THE RECORDS
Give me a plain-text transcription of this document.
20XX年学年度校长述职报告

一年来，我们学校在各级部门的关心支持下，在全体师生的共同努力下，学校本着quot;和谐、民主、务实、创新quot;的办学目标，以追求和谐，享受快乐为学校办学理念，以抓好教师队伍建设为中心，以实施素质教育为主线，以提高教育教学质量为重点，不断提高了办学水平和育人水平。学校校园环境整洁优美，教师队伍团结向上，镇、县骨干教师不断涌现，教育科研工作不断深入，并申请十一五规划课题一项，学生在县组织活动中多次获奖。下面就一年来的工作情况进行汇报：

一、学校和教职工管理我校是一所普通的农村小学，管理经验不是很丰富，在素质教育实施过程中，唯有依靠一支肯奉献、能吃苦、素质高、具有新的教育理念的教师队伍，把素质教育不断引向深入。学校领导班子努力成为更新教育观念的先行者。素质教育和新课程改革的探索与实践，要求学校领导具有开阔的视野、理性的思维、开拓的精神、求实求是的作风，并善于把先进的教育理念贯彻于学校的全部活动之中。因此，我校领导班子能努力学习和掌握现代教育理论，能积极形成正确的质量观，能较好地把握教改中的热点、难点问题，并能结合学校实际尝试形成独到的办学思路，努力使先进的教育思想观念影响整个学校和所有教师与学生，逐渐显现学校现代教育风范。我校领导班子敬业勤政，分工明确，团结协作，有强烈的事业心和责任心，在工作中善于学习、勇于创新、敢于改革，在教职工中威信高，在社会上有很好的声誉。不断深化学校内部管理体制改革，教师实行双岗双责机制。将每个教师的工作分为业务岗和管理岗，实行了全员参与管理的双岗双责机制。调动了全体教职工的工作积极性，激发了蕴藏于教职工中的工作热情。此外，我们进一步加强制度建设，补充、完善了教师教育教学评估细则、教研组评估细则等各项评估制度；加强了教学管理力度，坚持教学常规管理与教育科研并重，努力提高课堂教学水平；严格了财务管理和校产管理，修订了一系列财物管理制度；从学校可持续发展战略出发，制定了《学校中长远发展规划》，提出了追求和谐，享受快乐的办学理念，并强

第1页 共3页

DIRECTIVE
Word for word, restate all of the data shown above.

EXERCISE SOLUTION
Give me a plain-text transcription of this document.
20XX年学年度校长述职报告

一年来，我们学校在各级部门的关心支持下，在全体师生的共同努力下，学校本着quot;和谐、民主、务实、创新quot;的办学目标，以追求和谐，享受快乐为学校办学理念，以抓好教师队伍建设为中心，以实施素质教育为主线，以提高教育教学质量为重点，不断提高了办学水平和育人水平。学校校园环境整洁优美，教师队伍团结向上，镇、县骨干教师不断涌现，教育科研工作不断深入，并申请十一五规划课题一项，学生在县组织活动中多次获奖。下面就一年来的工作情况进行汇报：

一、学校和教职工管理我校是一所普通的农村小学，管理经验不是很丰富，在素质教育实施过程中，唯有依靠一支肯奉献、能吃苦、素质高、具有新的教育理念的教师队伍，把素质教育不断引向深入。学校领导班子努力成为更新教育观念的先行者。素质教育和新课程改革的探索与实践，要求学校领导具有开阔的视野、理性的思维、开拓的精神、求实求是的作风，并善于把先进的教育理念贯彻于学校的全部活动之中。因此，我校领导班子能努力学习和掌握现代教育理论，能积极形成正确的质量观，能较好地把握教改中的热点、难点问题，并能结合学校实际尝试形成独到的办学思路，努力使先进的教育思想观念影响整个学校和所有教师与学生，逐渐显现学校现代教育风范。我校领导班子敬业勤政，分工明确，团结协作，有强烈的事业心和责任心，在工作中善于学习、勇于创新、敢于改革，在教职工中威信高，在社会上有很好的声誉。不断深化学校内部管理体制改革，教师实行双岗双责机制。将每个教师的工作分为业务岗和管理岗，实行了全员参与管理的双岗双责机制。调动了全体教职工的工作积极性，激发了蕴藏于教职工中的工作热情。此外，我们进一步加强制度建设，补充、完善了教师教育教学评估细则、教研组评估细则等各项评估制度；加强了教学管理力度，坚持教学常规管理与教育科研并重，努力提高课堂教学水平；严格了财务管理和校产管理，修订了一系列财物管理制度；从学校可持续发展战略出发，制定了《学校中长远发展规划》，提出了追求和谐，享受快乐的办学理念，并强

第1页 共3页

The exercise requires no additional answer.